Whenever a line below mentions the word "Relative", that line should be copied.

**Given records**
--------

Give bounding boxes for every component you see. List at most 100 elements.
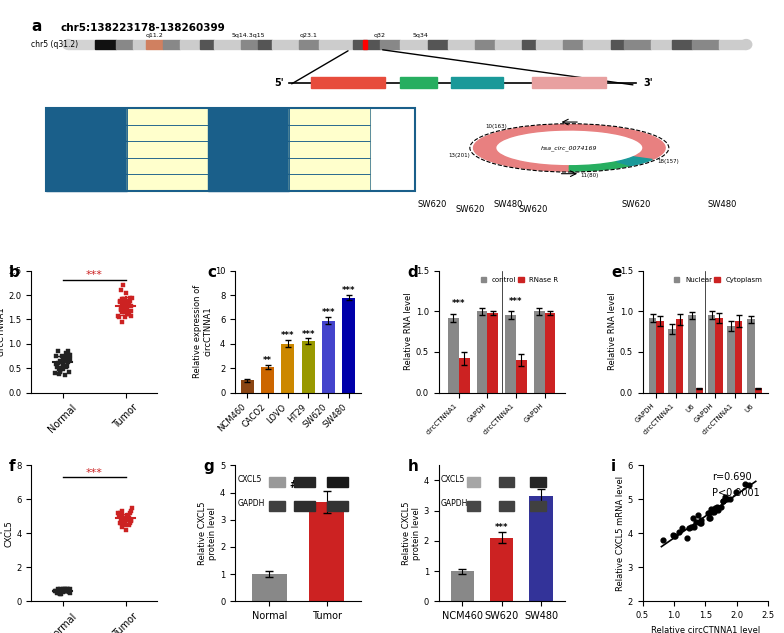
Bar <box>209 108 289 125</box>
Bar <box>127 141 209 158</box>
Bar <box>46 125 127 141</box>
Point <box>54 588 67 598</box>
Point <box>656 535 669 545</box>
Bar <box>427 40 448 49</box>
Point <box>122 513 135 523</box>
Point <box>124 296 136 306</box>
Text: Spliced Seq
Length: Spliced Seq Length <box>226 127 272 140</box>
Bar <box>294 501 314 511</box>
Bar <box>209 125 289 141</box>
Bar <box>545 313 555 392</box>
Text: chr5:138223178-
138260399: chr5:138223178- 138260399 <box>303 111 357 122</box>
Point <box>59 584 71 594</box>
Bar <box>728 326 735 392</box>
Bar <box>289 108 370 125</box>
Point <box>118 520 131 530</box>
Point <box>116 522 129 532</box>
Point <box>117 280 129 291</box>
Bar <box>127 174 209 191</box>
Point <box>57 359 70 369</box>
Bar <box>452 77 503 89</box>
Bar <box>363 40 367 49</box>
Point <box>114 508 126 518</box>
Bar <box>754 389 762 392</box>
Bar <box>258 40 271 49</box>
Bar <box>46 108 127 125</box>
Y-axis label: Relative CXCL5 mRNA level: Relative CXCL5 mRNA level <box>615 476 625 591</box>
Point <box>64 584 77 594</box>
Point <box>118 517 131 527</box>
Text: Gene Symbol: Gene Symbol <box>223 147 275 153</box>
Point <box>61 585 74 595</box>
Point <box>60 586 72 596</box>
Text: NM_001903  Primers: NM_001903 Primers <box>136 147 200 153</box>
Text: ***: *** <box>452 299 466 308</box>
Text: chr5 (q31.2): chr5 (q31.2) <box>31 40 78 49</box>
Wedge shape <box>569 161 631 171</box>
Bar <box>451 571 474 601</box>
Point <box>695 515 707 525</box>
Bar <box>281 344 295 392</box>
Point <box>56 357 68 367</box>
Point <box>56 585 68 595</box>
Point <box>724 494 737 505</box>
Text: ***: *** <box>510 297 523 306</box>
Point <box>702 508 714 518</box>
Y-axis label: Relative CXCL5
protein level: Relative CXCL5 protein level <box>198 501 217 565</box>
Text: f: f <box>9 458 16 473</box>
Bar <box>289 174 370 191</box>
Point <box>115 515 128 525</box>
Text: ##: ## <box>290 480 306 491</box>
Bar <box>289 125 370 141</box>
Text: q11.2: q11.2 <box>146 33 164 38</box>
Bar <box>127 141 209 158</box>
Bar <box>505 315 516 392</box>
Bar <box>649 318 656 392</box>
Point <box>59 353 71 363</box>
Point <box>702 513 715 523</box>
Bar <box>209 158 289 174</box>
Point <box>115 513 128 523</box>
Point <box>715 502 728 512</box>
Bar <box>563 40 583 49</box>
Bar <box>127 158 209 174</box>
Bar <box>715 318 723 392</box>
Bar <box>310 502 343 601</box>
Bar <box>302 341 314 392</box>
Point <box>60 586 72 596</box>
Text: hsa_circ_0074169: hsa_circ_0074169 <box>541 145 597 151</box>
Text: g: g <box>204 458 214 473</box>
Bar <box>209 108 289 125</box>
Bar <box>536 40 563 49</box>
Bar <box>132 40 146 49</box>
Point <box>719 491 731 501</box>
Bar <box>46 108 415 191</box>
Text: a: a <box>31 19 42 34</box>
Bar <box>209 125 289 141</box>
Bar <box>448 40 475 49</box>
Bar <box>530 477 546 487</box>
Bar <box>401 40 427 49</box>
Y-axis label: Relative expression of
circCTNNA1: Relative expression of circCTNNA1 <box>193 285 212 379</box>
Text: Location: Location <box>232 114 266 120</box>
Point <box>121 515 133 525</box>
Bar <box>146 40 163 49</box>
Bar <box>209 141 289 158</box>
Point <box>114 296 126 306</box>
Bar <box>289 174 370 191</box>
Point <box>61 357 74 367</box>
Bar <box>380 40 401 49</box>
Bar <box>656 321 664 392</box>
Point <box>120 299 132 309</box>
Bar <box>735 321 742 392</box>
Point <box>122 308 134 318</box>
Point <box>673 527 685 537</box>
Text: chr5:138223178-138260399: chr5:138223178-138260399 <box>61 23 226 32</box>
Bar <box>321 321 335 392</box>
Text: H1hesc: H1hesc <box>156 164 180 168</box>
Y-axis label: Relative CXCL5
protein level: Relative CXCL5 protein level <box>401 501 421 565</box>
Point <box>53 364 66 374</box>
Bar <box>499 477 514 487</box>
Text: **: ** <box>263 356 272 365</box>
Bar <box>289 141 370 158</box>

--------

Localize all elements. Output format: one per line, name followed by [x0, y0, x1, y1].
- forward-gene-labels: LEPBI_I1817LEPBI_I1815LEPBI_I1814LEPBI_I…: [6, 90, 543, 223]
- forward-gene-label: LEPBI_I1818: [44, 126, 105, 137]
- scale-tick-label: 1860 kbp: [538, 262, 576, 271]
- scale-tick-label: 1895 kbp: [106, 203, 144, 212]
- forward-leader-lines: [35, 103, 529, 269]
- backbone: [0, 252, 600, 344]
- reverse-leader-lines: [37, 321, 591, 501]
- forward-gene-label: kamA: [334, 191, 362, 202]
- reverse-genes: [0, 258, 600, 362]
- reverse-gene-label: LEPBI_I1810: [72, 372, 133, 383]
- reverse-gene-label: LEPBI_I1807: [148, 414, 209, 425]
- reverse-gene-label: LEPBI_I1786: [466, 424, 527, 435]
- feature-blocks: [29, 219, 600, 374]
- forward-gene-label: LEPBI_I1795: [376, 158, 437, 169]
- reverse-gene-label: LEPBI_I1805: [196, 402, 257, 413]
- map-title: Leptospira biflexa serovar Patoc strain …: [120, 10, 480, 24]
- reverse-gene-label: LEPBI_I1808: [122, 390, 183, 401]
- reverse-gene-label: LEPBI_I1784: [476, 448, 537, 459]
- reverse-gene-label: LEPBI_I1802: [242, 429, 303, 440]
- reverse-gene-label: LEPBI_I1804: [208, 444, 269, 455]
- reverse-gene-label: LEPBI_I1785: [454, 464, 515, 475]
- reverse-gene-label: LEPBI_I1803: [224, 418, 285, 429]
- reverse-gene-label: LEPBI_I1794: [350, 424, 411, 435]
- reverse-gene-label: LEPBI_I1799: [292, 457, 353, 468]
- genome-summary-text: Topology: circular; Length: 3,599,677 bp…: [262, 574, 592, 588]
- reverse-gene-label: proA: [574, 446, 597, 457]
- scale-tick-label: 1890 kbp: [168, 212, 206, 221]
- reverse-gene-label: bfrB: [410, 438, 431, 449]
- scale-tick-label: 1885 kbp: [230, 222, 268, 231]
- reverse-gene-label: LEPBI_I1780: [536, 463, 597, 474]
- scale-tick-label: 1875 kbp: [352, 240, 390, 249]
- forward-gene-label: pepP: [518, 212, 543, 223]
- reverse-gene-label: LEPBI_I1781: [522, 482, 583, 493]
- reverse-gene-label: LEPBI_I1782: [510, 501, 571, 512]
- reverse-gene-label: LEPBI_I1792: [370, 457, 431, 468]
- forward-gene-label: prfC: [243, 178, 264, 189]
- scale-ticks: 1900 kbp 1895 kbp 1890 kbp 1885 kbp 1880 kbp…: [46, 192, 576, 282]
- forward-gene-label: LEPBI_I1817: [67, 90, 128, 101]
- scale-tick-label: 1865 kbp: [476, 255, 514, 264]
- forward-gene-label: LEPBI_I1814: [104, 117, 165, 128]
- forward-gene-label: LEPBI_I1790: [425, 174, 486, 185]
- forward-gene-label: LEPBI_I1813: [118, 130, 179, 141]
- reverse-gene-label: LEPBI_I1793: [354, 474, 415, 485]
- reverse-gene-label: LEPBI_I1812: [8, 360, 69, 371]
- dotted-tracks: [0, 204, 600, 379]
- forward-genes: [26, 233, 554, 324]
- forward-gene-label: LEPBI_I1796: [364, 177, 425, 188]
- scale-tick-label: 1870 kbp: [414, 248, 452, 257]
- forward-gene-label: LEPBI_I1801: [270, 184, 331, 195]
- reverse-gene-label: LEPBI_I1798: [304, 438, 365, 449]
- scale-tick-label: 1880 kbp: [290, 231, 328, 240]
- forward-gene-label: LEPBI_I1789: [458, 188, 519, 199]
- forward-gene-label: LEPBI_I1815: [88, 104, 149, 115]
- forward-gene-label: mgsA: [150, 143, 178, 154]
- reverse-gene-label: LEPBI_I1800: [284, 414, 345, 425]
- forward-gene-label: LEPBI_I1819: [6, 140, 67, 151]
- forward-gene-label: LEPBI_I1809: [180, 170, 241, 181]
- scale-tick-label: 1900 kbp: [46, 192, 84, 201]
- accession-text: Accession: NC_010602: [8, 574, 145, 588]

--------

**Your solution**
Y-axis label: Relative CXCL5 mRNA level: Relative CXCL5 mRNA level <box>615 476 625 591</box>
Y-axis label: Relative CXCL5
protein level: Relative CXCL5 protein level <box>198 501 217 565</box>
Y-axis label: Relative expression of
circCTNNA1: Relative expression of circCTNNA1 <box>193 285 212 379</box>
Y-axis label: Relative CXCL5
protein level: Relative CXCL5 protein level <box>401 501 421 565</box>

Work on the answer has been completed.